(Records from a collection)
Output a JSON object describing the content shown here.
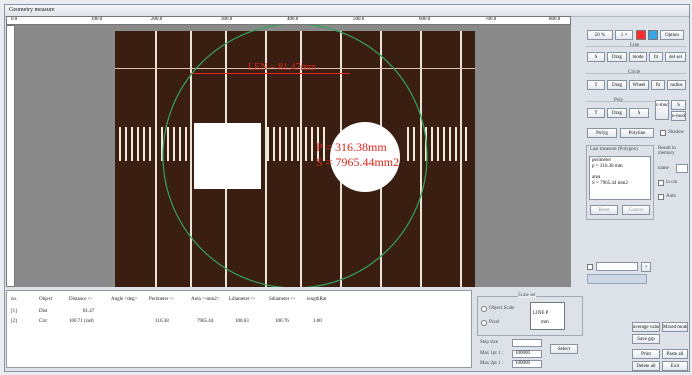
{
  "window": {
    "title": "Geometry measure"
  },
  "ruler": {
    "h_ticks": [
      "0.0",
      "100.0",
      "200.0",
      "300.0",
      "400.0",
      "500.0",
      "600.0",
      "700.0",
      "800.0"
    ]
  },
  "overlay": {
    "line_measure": "LEN = 81.47mm",
    "circle_perimeter": "P = 316.38mm",
    "circle_area": "S = 7965.44mm2"
  },
  "table": {
    "headers": [
      "no.",
      "Object",
      "Distance <-",
      "Angle <deg>",
      "Perimeter <-",
      "Area <-mm2>",
      "Ldiameter <-",
      "Sdiameter <-",
      "lengthRat"
    ],
    "rows": [
      [
        "[1]",
        "Dist",
        "81.47",
        "",
        "",
        "",
        "",
        "",
        ""
      ],
      [
        "[2]",
        "Circ",
        "100.71 (rad)",
        "",
        "316.38",
        "7965.44",
        "100.63",
        "100.76",
        "1.00"
      ]
    ]
  },
  "toolbar": {
    "zoom": "50 %",
    "zoom2": "1 ×",
    "option_label": "Option",
    "color": "#ff2a2a",
    "color2": "#39a5e8"
  },
  "sections": {
    "line": {
      "title": "Line",
      "buttons": [
        "S",
        "Drag",
        "mode",
        "fit",
        "del sel"
      ]
    },
    "circle": {
      "title": "Circle",
      "buttons": [
        "T",
        "Drag",
        "Wheel",
        "fit",
        "radius"
      ]
    },
    "poly": {
      "title": "Poly",
      "buttons": [
        "T",
        "Drag",
        "S",
        "c-mode",
        "S",
        "n-mode"
      ]
    },
    "shape_buttons": [
      "Polyg",
      "Polyline"
    ],
    "shadow_label": "Shadow",
    "info_title": "Last measure (Polygon)",
    "info_lines": [
      "perimeter",
      "p = 316.38 mm",
      "area",
      "S = 7965.44 mm2"
    ],
    "info_buttons": [
      "Reset",
      "Cancel"
    ],
    "right_title": "Result to memory",
    "right_fields": [
      "name",
      "in cm",
      "Auto"
    ]
  },
  "lower_panel": {
    "scale_title": "Scale set",
    "options": [
      "Object Scale",
      "Pixel"
    ],
    "line_label": "LINE P",
    "unit": "mm",
    "buttons": [
      "Select"
    ],
    "fields": [
      {
        "label": "Max 1pt 1 :",
        "value": "100000"
      },
      {
        "label": "Max 2pt 1 :",
        "value": "100000"
      }
    ],
    "step_label": "Step size"
  },
  "bottom_buttons": [
    "average value",
    "Mixed mode",
    "Save grp",
    "Print",
    "Paste all",
    "Delete all",
    "Exit"
  ]
}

## THE REQUEST
Write out again every line above exactly as given; the pictures do not belong in the copy.

## RESULT OF THE EXERCISE
Output a JSON object describing the content shown here.
{
  "window": {
    "title": "Geometry measure"
  },
  "ruler": {
    "h_ticks": [
      "0.0",
      "100.0",
      "200.0",
      "300.0",
      "400.0",
      "500.0",
      "600.0",
      "700.0",
      "800.0"
    ]
  },
  "overlay": {
    "line_measure": "LEN = 81.47mm",
    "circle_perimeter": "P = 316.38mm",
    "circle_area": "S = 7965.44mm2"
  },
  "table": {
    "headers": [
      "no.",
      "Object",
      "Distance <-",
      "Angle <deg>",
      "Perimeter <-",
      "Area <-mm2>",
      "Ldiameter <-",
      "Sdiameter <-",
      "lengthRat"
    ],
    "rows": [
      [
        "[1]",
        "Dist",
        "81.47",
        "",
        "",
        "",
        "",
        "",
        ""
      ],
      [
        "[2]",
        "Circ",
        "100.71 (rad)",
        "",
        "316.38",
        "7965.44",
        "100.63",
        "100.76",
        "1.00"
      ]
    ]
  },
  "toolbar": {
    "zoom": "50 %",
    "zoom2": "1 ×",
    "option_label": "Option",
    "color": "#ff2a2a",
    "color2": "#39a5e8"
  },
  "sections": {
    "line": {
      "title": "Line",
      "buttons": [
        "S",
        "Drag",
        "mode",
        "fit",
        "del sel"
      ]
    },
    "circle": {
      "title": "Circle",
      "buttons": [
        "T",
        "Drag",
        "Wheel",
        "fit",
        "radius"
      ]
    },
    "poly": {
      "title": "Poly",
      "buttons": [
        "T",
        "Drag",
        "S",
        "c-mode",
        "S",
        "n-mode"
      ]
    },
    "shape_buttons": [
      "Polyg",
      "Polyline"
    ],
    "shadow_label": "Shadow",
    "info_title": "Last measure (Polygon)",
    "info_lines": [
      "perimeter",
      "p = 316.38 mm",
      "area",
      "S = 7965.44 mm2"
    ],
    "info_buttons": [
      "Reset",
      "Cancel"
    ],
    "right_title": "Result to memory",
    "right_fields": [
      "name",
      "in cm",
      "Auto"
    ]
  },
  "lower_panel": {
    "scale_title": "Scale set",
    "options": [
      "Object Scale",
      "Pixel"
    ],
    "line_label": "LINE P",
    "unit": "mm",
    "buttons": [
      "Select"
    ],
    "fields": [
      {
        "label": "Max 1pt 1 :",
        "value": "100000"
      },
      {
        "label": "Max 2pt 1 :",
        "value": "100000"
      }
    ],
    "step_label": "Step size"
  },
  "bottom_buttons": [
    "average value",
    "Mixed mode",
    "Save grp",
    "Print",
    "Paste all",
    "Delete all",
    "Exit"
  ]
}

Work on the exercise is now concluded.